TASK LIST:
1 - Answer these questions from the commentary on George Soros, one answer per line, marked the same way.
(a) According to the Financial Times passage, what did Hungary's prime minister accuse Soros of three years ago?
(b) What is the name of Soros's philanthropic organization, and in how many countries does it support democracy and human rights?
(c) Which two works by Karl Popper are named, and in what years did they appear?
2 - Carry on the commentary on George Soros and Karl Popper's "open society" from the point where it stops.

EXTRACTED TEXT:
[Start]
Frank Furedi, guru of Spiked,  wrote in the Daily Telegraph earlier this year.

My encounter with George Soros’s bright-eyed missionaries left me deeply disturbed

Soros does not believe in the legitimacy of borders nor in the authority of national electorates. Consequently he feels entitled to influence and if possible direct the political destiny of societies all over the world. Today it is the future of Britain; tomorrow it might be Italy or Hungary that will be the target of Soros’ largesse.

The problem with Soros is not that he is rich. (Note, like the proprietors of the Telegraph, the secretive Barclay brothers).  The rich, like the poor, are entitled to act in accordance with their political views. However, there is something morally wrong when a single individual seeks to use his wealth to alter the will of millions of people who constitute the electorate. It is even worse when an oligarch is able to exercise significant influence over the future of a society that he is not a part of.

Former Revolutionary Communist Party Furedi is not the only disturbed person around:

The Morning Star, happy with millionaire far right-winger Arron Banks backing for the anti-EU cause, and Trade Unionists Against the EU<  threw a wobbly about Soros during the Labour Conference,

The Chuka Umunnas, Anna Soubrys, Tony Blairs, Peter Mandelsons, Vince Cables, Andrew Adonises and sundry nationalist and greenish politicians, bankrolled by George Soros and other financial interests, are linked by their contempt for democracy and their hostility to Jeremy Corbyn, John McDonnell and the socialist policies they champion.

Demonising Soros they join the nationalist far-right.

As the Financial Times points out today:

The Soros conspiracy theory goes global

Three years ago, Hungary’s prime minister accused billionaire George Soros of trying to flood the country with Middle Eastern migrants.

In recent weeks, a similar allegation against Mr Soros has emerged in the US: internet conspiracy theorists and some Republican politicians have accused him, without evidence, of funding a caravan of Central American migrants heading for the US border.

Asked last week whether Mr Soros was financing the caravan US president Donald Trump said: “I don’t know who, but I wouldn’t be surprised. A lot of people say yes.”

Mr Soros denies any connection. The frequency with which such unfounded allegations have been aired in the US highlights how divisive the issue of illegal immigration — a favourite campaign theme of Mr Trump— has become. But it also shows how anti-Semitism and conspiracy theories have spread from the fringes to the political mainstream, in both Europe and the US.

Soros can speak for himself. And does:

George Soros has been a prominent international supporter of democratic ideals and causes for more than 30 years. His philanthropic organization, the Open Society Foundations, supports democracy and human rights in more than 100 countries.

As in this:

budgets

 

George Soros is a supporter of Karl Popper’s idea on the ‘open society’.

In the Open Society and its Enemies  (1945) and the Poverty of Historicism (1957) he attacked ‘holism’ and the claim, notably by those claiming to be Marxists, to have discovered the ‘laws of history’ and to subject societies to their closed views. Popper painted a contentious picture of political philosophy. His account of the history ideas, a broad-brush picture of totalitarian inklings from Plato, to Hegel and Marx, is contested. The idea that there is a “falsification””principle in science which demolishes and claim to objective explanations of historical development, how societies work, or how modes of production and class struggle operate, is not one Marxists – of (probably) all stripes –  would agree with. But there are some who would certainly find fault with “total” explanations and the orthodox and Hegelian use of the term “totality” as a category.
[End]
DATA SHOWN:
[Start]
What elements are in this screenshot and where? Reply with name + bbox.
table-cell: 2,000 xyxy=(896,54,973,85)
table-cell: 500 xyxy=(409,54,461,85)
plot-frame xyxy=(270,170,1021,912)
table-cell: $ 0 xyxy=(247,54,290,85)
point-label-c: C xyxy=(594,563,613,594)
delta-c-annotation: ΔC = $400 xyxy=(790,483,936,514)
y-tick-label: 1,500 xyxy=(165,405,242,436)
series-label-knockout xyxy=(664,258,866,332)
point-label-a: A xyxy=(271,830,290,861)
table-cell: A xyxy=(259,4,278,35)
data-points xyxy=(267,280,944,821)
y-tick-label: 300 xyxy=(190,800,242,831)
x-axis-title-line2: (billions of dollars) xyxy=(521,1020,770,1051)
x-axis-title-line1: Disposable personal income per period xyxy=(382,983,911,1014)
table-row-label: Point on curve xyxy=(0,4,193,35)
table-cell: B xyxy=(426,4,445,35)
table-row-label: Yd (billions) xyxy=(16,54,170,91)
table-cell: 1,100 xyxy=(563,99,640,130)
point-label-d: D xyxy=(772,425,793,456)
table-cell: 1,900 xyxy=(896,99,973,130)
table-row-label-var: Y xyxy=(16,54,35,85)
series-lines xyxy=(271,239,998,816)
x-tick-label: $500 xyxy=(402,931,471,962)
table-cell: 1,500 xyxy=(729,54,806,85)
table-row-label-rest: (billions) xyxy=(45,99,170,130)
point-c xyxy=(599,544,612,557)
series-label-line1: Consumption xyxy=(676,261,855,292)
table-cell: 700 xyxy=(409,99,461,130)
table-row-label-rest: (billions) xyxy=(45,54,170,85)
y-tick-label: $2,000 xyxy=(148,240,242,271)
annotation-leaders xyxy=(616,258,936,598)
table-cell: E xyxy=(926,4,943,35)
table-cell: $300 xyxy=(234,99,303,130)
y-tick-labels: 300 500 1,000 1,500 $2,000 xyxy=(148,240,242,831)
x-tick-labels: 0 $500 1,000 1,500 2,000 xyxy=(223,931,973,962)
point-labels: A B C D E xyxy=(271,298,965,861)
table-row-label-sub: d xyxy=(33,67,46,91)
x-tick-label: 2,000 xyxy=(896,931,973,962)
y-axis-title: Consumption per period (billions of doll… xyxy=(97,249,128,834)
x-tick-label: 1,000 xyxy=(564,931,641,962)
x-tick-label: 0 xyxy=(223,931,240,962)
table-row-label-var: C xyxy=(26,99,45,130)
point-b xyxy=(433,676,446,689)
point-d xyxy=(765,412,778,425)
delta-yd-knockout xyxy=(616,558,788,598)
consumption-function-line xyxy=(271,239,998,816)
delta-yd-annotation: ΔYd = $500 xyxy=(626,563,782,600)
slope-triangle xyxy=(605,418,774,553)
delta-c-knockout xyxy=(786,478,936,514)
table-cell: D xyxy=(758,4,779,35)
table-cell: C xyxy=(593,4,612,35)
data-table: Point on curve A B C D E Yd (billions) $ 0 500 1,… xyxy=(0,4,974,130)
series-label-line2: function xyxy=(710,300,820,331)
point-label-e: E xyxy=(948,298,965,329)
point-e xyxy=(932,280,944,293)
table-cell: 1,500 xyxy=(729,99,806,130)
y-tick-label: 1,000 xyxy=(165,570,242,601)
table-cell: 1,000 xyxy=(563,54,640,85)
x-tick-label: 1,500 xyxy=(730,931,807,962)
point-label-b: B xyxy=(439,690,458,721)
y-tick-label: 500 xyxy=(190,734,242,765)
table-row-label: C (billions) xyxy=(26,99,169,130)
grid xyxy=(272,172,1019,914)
[End]
OUTPUTS BY TASK:
1 -
(a) Trying to flood the country with Middle Eastern migrants.
(b) The Open Society Foundations, active in more than 100 countries.
(c) The Open Society and its Enemies (1945) and the Poverty of Historicism (1957).

2 -
Since democratic socialists, including democratic Marxist, stand for open debate and are not afraid of criticism, one can hardly fault Popper for stirring things up.

There is a vast literature on the debates created by these books, open as can be.

And do we disagree with the concluding words of the Open Society and its Enemies?

For to progress is to move towards some kind of end, towards an end which exists for us as human beings. History cannot do that ; only we, the human individuals, can do it;we can do it by defending and strengthening those democratic institutions upon which freedom, and with it progress, depends. And we shall do it much better as we become more fully aware of the fact that progress rests with us, with our watchfulness, with our efforts, with the clarity of our conception of our ends, and with the realism 28 of their choice.

Instead of posing as prophets we must become the makers of our fate. We must learn to do things as well as we can, and to look out for our mistakes. And when we have dropped the idea that the history of power will be our judge, when we have given up worrying whether or not history will justify us, then one day perhaps we may succeed in getting power under control. In this way we may even justify history, in our turn. It badly needs such justification.

Soros’ writings on ‘reflexivity’ need more a a glace oto get to grips with.

But this can surely be met with some sympathy:

Although the primary manifestation of the reflexive process that Soros discusses is its effects in the financial markets, he has also explored its effects in politics. He has stated that whereas the greatest threats to the “Open Society” in the past were from Communism and Fascism (as discussed in Open Society and its Enemies by his mentor Karl Popper), the largest current threat is from Market fundamentalism.

Faced with the kind of attacks Soros has received this is welcome:

Mr. Soros was born into a Jewish family in Hungary, and survived the Nazi occupation as a child in part by posing as the Christian godson of a government official.

After World War II, Mr. Soros fled Hungary for England as the Soviet Union consolidated control in his home country. He worked as a waiter and a railroad porter and studied at the London School of Economics, where he was deeply influenced by the theories of an Austrian philosopher who taught there, Karl Popper. Mr. Popper wrote about the consequences of what he called “closed” and “open” societies — concepts that shaped Mr. Soros’s investment strategy and philanthropy for decades.

His daring investments in companies and currencies proved hugely lucrative, prompting The Economist to call him “surely the world’s most intriguing investor” in 1987. His decision to short the British pound in 1992 earned his funds a reported profit of $1 billion.

By then, he was turning his attention to democracy-building in Eastern Europe.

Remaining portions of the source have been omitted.